◆ **WORK INSTRUCTIONS**:
a. Do these statements agree with the forum thread below about calibrating a laptop display? Answer yes or no for each, quoting the words of the thread that decide it.
(i) The display on Rich's laptop is calibrated.
(ii) Rich has decided to buy a calibration device and software.
(iii) Carpal tunnel issues led Rich to give up his mouse.
b. Could you retype the forum thread below about calibrating a laptop display, everything from "My typical workflow" down to "Selwin (Dec 5, 2013)"?

# Calibration for laptop display?



## Rich in Michigan (Dec 5, 2013)

Have lurked for a long time and have learned a lot from you folks. Time to jump in with a question of my own.

I run LR from my laptop. I used to use a (now 6-ish year old) Samsung monitor but carpal tunnel issues have caused me to abandon my mouse and use the laptop as-is with its trackpad and display. The display on the laptop is not calibrated.

My typical workflow calls for developing my images and then making a few 4 x 6 test prints, tweak development settings as necessary, and then move on to larger final prints once I feel comfortable with the small scale results. Truthfully, this does work for me and in reality it is what I did in my old darkroom days. However, I am aware that it is not the most efficient use of time or paper and ink.

I have decided to buy a calibration device and software but I have read a few articles that seem to suggest that laptop monitors are not easily calibrated? Is this a general consensus? Your thoughts would be much appreciated. 

- Rich


----------



## Selwin (Dec 5, 2013)

Hi Rich, welcome to the forum! Sorry to hear about your wrist problems.

◆ **MATERIAL SHOWN**:

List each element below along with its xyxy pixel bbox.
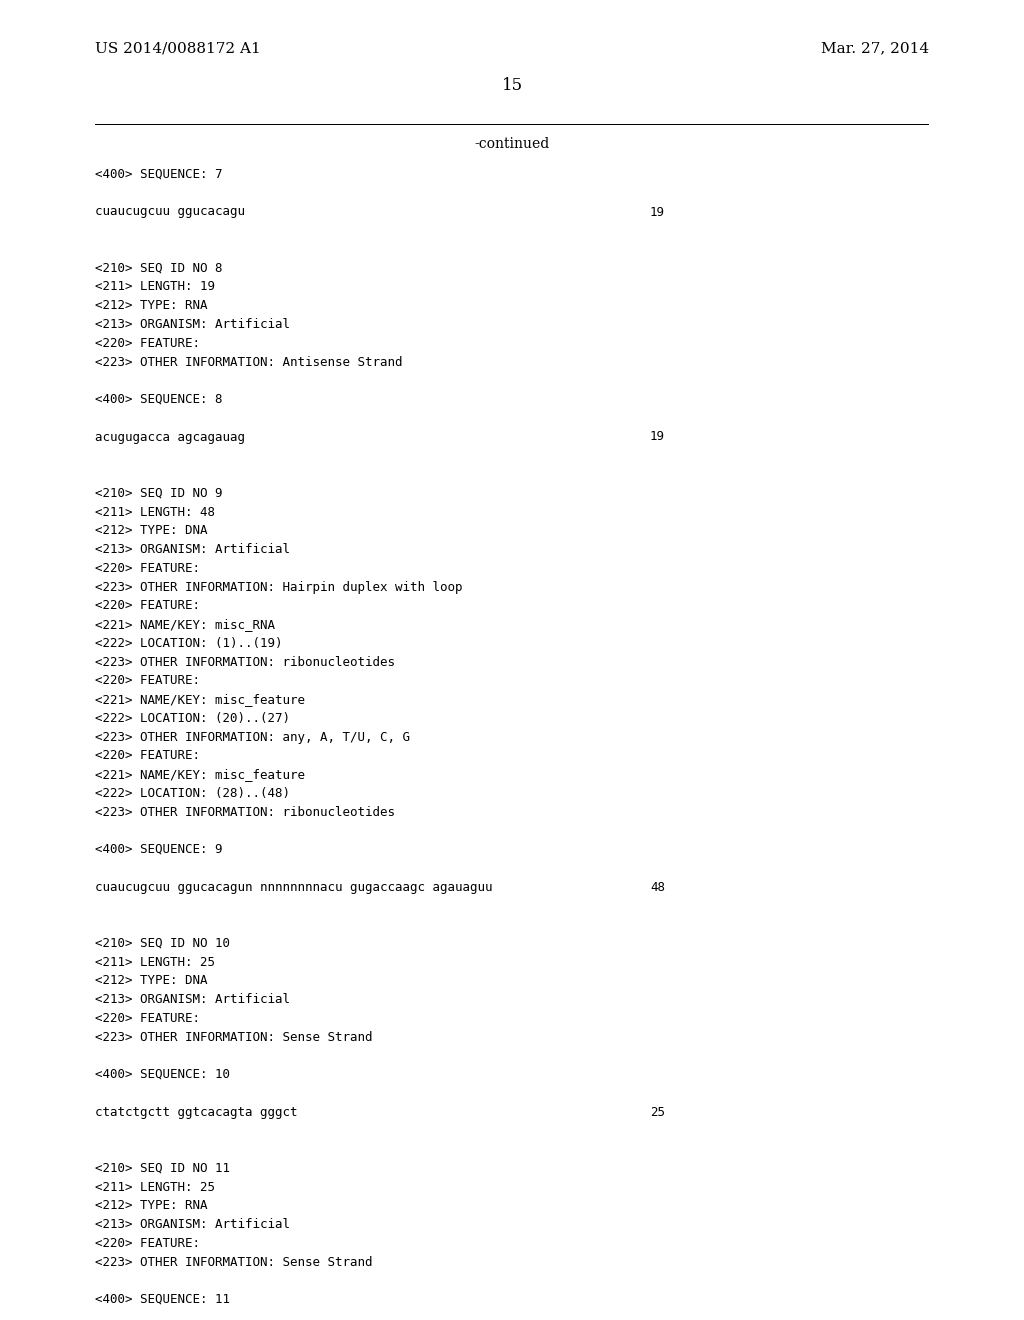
Text: <223> OTHER INFORMATION: Hairpin duplex with loop: <223> OTHER INFORMATION: Hairpin duplex … (95, 581, 463, 594)
Text: <212> TYPE: RNA: <212> TYPE: RNA (95, 300, 208, 313)
Text: 19: 19 (650, 430, 665, 444)
Text: <210> SEQ ID NO 8: <210> SEQ ID NO 8 (95, 261, 222, 275)
Text: 48: 48 (650, 880, 665, 894)
Text: <211> LENGTH: 19: <211> LENGTH: 19 (95, 281, 215, 293)
Text: <220> FEATURE:: <220> FEATURE: (95, 675, 200, 688)
Text: <223> OTHER INFORMATION: any, A, T/U, C, G: <223> OTHER INFORMATION: any, A, T/U, C,… (95, 730, 410, 743)
Text: <400> SEQUENCE: 9: <400> SEQUENCE: 9 (95, 843, 222, 855)
Text: <213> ORGANISM: Artificial: <213> ORGANISM: Artificial (95, 1218, 290, 1232)
Text: <400> SEQUENCE: 11: <400> SEQUENCE: 11 (95, 1294, 230, 1305)
Text: <400> SEQUENCE: 10: <400> SEQUENCE: 10 (95, 1068, 230, 1081)
Text: <211> LENGTH: 25: <211> LENGTH: 25 (95, 956, 215, 969)
Text: <223> OTHER INFORMATION: Antisense Strand: <223> OTHER INFORMATION: Antisense Stran… (95, 355, 402, 368)
Text: <222> LOCATION: (20)..(27): <222> LOCATION: (20)..(27) (95, 711, 290, 725)
Text: <210> SEQ ID NO 10: <210> SEQ ID NO 10 (95, 937, 230, 950)
Text: <223> OTHER INFORMATION: Sense Strand: <223> OTHER INFORMATION: Sense Strand (95, 1255, 373, 1269)
Text: <220> FEATURE:: <220> FEATURE: (95, 750, 200, 762)
Text: <220> FEATURE:: <220> FEATURE: (95, 1011, 200, 1024)
Text: 25: 25 (650, 1106, 665, 1118)
Text: -continued: -continued (474, 137, 550, 150)
Text: <210> SEQ ID NO 11: <210> SEQ ID NO 11 (95, 1162, 230, 1175)
Text: <220> FEATURE:: <220> FEATURE: (95, 562, 200, 574)
Text: <212> TYPE: DNA: <212> TYPE: DNA (95, 974, 208, 987)
Text: <211> LENGTH: 25: <211> LENGTH: 25 (95, 1180, 215, 1193)
Text: cuaucugcuu ggucacagun nnnnnnnnacu gugaccaagc agauaguu: cuaucugcuu ggucacagun nnnnnnnnacu gugacc… (95, 880, 493, 894)
Text: <213> ORGANISM: Artificial: <213> ORGANISM: Artificial (95, 543, 290, 556)
Text: <400> SEQUENCE: 7: <400> SEQUENCE: 7 (95, 168, 222, 181)
Text: <211> LENGTH: 48: <211> LENGTH: 48 (95, 506, 215, 519)
Text: <221> NAME/KEY: misc_RNA: <221> NAME/KEY: misc_RNA (95, 618, 275, 631)
Text: <213> ORGANISM: Artificial: <213> ORGANISM: Artificial (95, 993, 290, 1006)
Text: cuaucugcuu ggucacagu: cuaucugcuu ggucacagu (95, 206, 245, 219)
Text: <212> TYPE: DNA: <212> TYPE: DNA (95, 524, 208, 537)
Text: <221> NAME/KEY: misc_feature: <221> NAME/KEY: misc_feature (95, 768, 305, 781)
Text: Mar. 27, 2014: Mar. 27, 2014 (821, 41, 929, 55)
Text: <222> LOCATION: (28)..(48): <222> LOCATION: (28)..(48) (95, 787, 290, 800)
Text: <220> FEATURE:: <220> FEATURE: (95, 599, 200, 612)
Text: 19: 19 (650, 206, 665, 219)
Text: <220> FEATURE:: <220> FEATURE: (95, 337, 200, 350)
Text: <220> FEATURE:: <220> FEATURE: (95, 1237, 200, 1250)
Text: <210> SEQ ID NO 9: <210> SEQ ID NO 9 (95, 487, 222, 500)
Text: <221> NAME/KEY: misc_feature: <221> NAME/KEY: misc_feature (95, 693, 305, 706)
Text: <223> OTHER INFORMATION: ribonucleotides: <223> OTHER INFORMATION: ribonucleotides (95, 656, 395, 668)
Text: <223> OTHER INFORMATION: ribonucleotides: <223> OTHER INFORMATION: ribonucleotides (95, 805, 395, 818)
Text: <212> TYPE: RNA: <212> TYPE: RNA (95, 1200, 208, 1212)
Text: <222> LOCATION: (1)..(19): <222> LOCATION: (1)..(19) (95, 636, 283, 649)
Text: <400> SEQUENCE: 8: <400> SEQUENCE: 8 (95, 393, 222, 407)
Text: ctatctgctt ggtcacagta gggct: ctatctgctt ggtcacagta gggct (95, 1106, 298, 1118)
Text: <223> OTHER INFORMATION: Sense Strand: <223> OTHER INFORMATION: Sense Strand (95, 1031, 373, 1044)
Text: <213> ORGANISM: Artificial: <213> ORGANISM: Artificial (95, 318, 290, 331)
Text: US 2014/0088172 A1: US 2014/0088172 A1 (95, 41, 261, 55)
Text: 15: 15 (502, 77, 522, 94)
Text: acugugacca agcagauag: acugugacca agcagauag (95, 430, 245, 444)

◆ **LIST OF SOLUTIONS**:
a.
(i) No: "The display on the laptop is not calibrated."
(ii) Yes: "I have decided to buy a calibration device and software"
(iii) Yes: "carpal tunnel issues have caused me to abandon my mouse"

b.
My typical workflow calls for developing my images and then making a few 4 x 6 test prints, tweak development settings as necessary, and then move on to larger final prints once I feel comfortable with the small scale results. Truthfully, this does work for me and in reality it is what I did in my old darkroom days. However, I am aware that it is not the most efficient use of time or paper and ink.

I have decided to buy a calibration device and software but I have read a few articles that seem to suggest that laptop monitors are not easily calibrated? Is this a general consensus? Your thoughts would be much appreciated. 

- Rich


----------



## Selwin (Dec 5, 2013)